**Job**. Give back the full listing verbatim, apart from its images.

**Supplied data**.
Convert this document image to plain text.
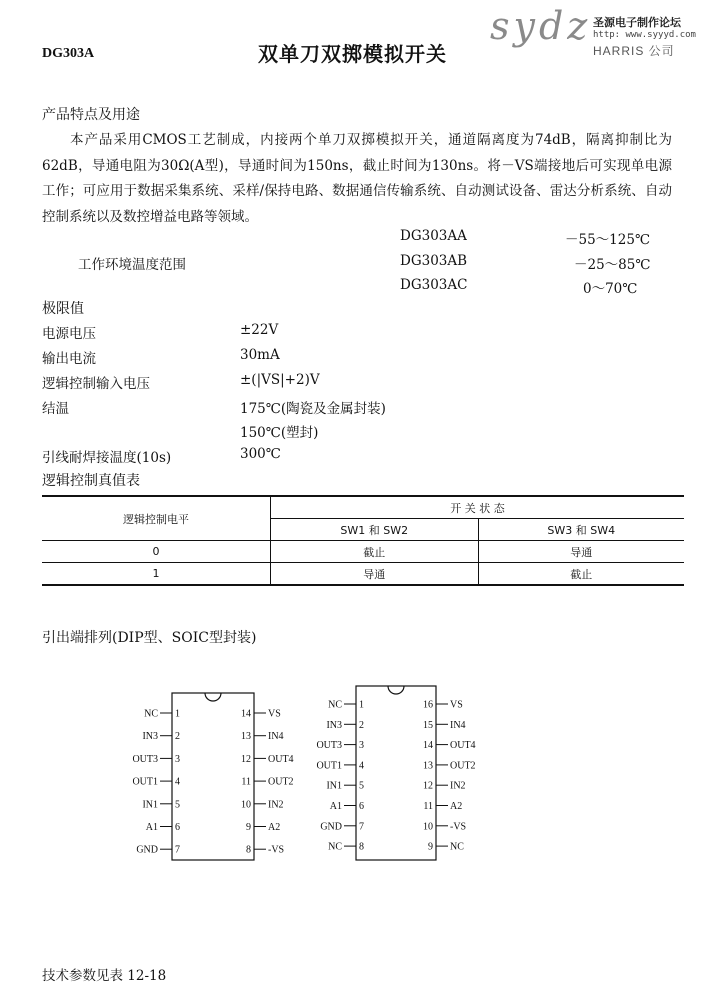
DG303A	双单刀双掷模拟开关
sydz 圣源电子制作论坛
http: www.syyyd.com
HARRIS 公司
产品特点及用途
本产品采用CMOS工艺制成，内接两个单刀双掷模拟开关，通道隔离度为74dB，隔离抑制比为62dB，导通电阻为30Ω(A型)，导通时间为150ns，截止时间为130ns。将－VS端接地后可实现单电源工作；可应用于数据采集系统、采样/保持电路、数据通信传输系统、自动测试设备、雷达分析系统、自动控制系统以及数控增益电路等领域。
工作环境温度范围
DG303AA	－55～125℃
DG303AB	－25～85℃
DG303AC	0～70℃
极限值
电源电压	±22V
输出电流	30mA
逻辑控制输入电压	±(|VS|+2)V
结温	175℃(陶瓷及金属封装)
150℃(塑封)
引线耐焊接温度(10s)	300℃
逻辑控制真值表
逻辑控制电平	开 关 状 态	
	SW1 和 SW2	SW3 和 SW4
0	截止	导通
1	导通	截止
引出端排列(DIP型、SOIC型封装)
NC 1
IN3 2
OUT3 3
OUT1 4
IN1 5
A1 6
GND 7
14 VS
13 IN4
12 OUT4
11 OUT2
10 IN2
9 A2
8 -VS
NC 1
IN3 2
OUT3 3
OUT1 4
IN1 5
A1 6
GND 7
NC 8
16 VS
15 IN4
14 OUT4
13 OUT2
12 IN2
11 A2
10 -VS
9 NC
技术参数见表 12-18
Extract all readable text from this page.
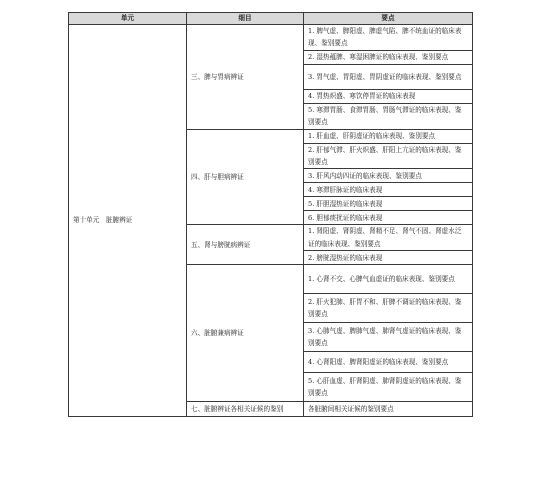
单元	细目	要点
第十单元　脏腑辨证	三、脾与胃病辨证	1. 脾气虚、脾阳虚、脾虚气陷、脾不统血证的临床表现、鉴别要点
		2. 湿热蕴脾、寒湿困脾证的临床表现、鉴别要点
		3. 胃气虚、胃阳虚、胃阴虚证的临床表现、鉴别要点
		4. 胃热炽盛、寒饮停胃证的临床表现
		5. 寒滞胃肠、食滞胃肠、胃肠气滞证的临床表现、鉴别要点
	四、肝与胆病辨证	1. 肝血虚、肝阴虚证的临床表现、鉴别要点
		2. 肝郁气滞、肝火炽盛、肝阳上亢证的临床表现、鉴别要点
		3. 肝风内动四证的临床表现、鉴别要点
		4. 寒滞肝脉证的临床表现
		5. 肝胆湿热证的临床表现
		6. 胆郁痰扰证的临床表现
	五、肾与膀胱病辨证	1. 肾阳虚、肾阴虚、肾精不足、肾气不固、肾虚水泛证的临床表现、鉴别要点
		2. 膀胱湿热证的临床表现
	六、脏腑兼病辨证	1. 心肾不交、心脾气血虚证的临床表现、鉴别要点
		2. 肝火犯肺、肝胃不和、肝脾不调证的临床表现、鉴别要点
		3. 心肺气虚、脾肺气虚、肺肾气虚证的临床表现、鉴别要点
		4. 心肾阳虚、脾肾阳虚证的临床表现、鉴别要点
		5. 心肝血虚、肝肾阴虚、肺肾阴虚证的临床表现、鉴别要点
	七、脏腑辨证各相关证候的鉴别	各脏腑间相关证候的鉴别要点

**Reply to the exercise**.
Convert this document image to plain text.
DG303A	双单刀双掷模拟开关
sydz 圣源电子制作论坛
http: www.syyyd.com
HARRIS 公司
产品特点及用途
本产品采用CMOS工艺制成，内接两个单刀双掷模拟开关，通道隔离度为74dB，隔离抑制比为62dB，导通电阻为30Ω(A型)，导通时间为150ns，截止时间为130ns。将－VS端接地后可实现单电源工作；可应用于数据采集系统、采样/保持电路、数据通信传输系统、自动测试设备、雷达分析系统、自动控制系统以及数控增益电路等领域。
工作环境温度范围
DG303AA	－55～125℃
DG303AB	－25～85℃
DG303AC	0～70℃
极限值
电源电压	±22V
输出电流	30mA
逻辑控制输入电压	±(|VS|+2)V
结温	175℃(陶瓷及金属封装)
150℃(塑封)
引线耐焊接温度(10s)	300℃
逻辑控制真值表
逻辑控制电平	开 关 状 态	
	SW1 和 SW2	SW3 和 SW4
0	截止	导通
1	导通	截止
引出端排列(DIP型、SOIC型封装)
NC 1
IN3 2
OUT3 3
OUT1 4
IN1 5
A1 6
GND 7
14 VS
13 IN4
12 OUT4
11 OUT2
10 IN2
9 A2
8 -VS
NC 1
IN3 2
OUT3 3
OUT1 4
IN1 5
A1 6
GND 7
NC 8
16 VS
15 IN4
14 OUT4
13 OUT2
12 IN2
11 A2
10 -VS
9 NC
技术参数见表 12-18
Extract all readable text from this page.
单元	细目	要点
第十单元　脏腑辨证	三、脾与胃病辨证	1. 脾气虚、脾阳虚、脾虚气陷、脾不统血证的临床表现、鉴别要点
		2. 湿热蕴脾、寒湿困脾证的临床表现、鉴别要点
		3. 胃气虚、胃阳虚、胃阴虚证的临床表现、鉴别要点
		4. 胃热炽盛、寒饮停胃证的临床表现
		5. 寒滞胃肠、食滞胃肠、胃肠气滞证的临床表现、鉴别要点
	四、肝与胆病辨证	1. 肝血虚、肝阴虚证的临床表现、鉴别要点
		2. 肝郁气滞、肝火炽盛、肝阳上亢证的临床表现、鉴别要点
		3. 肝风内动四证的临床表现、鉴别要点
		4. 寒滞肝脉证的临床表现
		5. 肝胆湿热证的临床表现
		6. 胆郁痰扰证的临床表现
	五、肾与膀胱病辨证	1. 肾阳虚、肾阴虚、肾精不足、肾气不固、肾虚水泛证的临床表现、鉴别要点
		2. 膀胱湿热证的临床表现
	六、脏腑兼病辨证	1. 心肾不交、心脾气血虚证的临床表现、鉴别要点
		2. 肝火犯肺、肝胃不和、肝脾不调证的临床表现、鉴别要点
		3. 心肺气虚、脾肺气虚、肺肾气虚证的临床表现、鉴别要点
		4. 心肾阳虚、脾肾阳虚证的临床表现、鉴别要点
		5. 心肝血虚、肝肾阴虚、肺肾阴虚证的临床表现、鉴别要点
	七、脏腑辨证各相关证候的鉴别	各脏腑间相关证候的鉴别要点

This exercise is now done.